## Work to be completed
Within this material, how many lines have the string "composite" in them? The answer is a number, with nothing added.
#### Records
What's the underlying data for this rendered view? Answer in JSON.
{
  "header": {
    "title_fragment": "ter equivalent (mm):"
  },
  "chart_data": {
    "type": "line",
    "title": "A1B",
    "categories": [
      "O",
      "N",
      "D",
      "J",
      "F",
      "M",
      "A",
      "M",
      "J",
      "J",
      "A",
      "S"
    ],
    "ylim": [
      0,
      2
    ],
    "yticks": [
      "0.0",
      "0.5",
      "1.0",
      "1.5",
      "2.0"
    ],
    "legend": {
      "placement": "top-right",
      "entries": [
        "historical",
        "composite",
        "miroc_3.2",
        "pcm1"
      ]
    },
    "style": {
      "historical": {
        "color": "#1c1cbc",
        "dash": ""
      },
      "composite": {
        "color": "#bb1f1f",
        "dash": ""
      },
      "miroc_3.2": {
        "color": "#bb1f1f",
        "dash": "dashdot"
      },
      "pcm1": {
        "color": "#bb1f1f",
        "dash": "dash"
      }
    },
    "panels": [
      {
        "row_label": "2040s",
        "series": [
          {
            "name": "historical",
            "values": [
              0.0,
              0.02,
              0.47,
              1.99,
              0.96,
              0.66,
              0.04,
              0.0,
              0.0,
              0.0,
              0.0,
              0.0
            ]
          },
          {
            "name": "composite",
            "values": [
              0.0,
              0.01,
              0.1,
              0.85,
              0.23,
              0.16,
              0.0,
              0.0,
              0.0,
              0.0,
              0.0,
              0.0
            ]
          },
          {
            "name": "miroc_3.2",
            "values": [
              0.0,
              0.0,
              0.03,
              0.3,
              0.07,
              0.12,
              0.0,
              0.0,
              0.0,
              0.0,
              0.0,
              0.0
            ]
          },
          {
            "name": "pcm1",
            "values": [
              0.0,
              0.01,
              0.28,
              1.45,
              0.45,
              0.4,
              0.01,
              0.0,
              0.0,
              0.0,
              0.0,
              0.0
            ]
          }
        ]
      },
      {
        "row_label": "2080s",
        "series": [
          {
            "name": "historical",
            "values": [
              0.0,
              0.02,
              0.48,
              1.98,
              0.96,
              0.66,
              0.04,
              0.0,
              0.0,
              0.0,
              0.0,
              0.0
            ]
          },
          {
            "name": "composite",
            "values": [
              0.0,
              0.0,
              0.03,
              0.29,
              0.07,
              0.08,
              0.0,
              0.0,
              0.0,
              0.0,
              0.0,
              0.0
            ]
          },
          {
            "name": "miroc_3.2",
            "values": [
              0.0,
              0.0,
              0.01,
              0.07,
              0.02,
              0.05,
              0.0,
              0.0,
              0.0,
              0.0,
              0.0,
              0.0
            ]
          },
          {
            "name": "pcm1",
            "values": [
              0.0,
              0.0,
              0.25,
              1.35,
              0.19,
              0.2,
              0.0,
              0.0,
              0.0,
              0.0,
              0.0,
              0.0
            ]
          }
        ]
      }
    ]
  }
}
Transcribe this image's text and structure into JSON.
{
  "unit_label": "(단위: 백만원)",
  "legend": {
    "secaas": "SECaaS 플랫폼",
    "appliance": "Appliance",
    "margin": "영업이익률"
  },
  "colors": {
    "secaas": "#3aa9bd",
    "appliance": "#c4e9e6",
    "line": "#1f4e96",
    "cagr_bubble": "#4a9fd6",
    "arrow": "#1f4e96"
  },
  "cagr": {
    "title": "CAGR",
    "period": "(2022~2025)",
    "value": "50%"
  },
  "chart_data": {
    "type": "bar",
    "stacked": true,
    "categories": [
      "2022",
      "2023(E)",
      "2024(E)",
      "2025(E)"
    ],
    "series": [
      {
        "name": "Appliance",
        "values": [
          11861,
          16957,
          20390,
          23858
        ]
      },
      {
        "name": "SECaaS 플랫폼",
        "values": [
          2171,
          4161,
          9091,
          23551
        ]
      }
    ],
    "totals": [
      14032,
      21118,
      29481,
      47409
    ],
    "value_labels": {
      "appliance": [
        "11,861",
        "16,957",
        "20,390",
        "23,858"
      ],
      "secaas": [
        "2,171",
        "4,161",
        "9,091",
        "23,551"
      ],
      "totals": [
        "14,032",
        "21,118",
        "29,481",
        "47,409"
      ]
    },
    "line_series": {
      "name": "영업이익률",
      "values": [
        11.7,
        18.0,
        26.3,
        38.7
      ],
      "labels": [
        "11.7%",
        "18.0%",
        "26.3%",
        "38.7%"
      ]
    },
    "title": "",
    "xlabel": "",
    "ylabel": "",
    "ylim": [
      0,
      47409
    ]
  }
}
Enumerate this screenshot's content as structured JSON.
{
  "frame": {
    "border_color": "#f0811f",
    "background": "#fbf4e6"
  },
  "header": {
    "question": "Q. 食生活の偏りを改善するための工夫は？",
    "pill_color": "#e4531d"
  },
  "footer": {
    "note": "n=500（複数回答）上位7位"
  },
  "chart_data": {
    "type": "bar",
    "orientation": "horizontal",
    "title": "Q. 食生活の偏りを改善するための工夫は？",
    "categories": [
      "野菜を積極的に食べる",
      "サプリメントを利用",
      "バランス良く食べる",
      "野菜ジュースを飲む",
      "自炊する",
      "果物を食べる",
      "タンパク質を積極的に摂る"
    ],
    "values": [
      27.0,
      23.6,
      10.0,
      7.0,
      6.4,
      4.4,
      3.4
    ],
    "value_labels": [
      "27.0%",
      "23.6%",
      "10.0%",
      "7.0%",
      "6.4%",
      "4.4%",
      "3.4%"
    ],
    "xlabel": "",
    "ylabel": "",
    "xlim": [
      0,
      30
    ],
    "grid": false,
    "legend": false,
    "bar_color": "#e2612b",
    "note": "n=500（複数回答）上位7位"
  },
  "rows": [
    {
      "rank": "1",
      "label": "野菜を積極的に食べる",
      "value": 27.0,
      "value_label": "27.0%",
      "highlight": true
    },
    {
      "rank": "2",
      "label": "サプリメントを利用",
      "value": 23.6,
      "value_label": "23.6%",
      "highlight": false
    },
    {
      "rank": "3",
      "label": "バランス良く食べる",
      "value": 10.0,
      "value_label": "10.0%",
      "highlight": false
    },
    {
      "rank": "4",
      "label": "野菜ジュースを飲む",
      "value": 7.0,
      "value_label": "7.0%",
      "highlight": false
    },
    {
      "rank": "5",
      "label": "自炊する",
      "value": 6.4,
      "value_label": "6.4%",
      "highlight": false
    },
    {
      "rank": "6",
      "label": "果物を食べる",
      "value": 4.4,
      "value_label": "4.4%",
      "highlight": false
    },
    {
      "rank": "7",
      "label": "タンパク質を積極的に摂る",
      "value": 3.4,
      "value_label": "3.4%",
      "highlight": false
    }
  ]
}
########
## Expected answer
4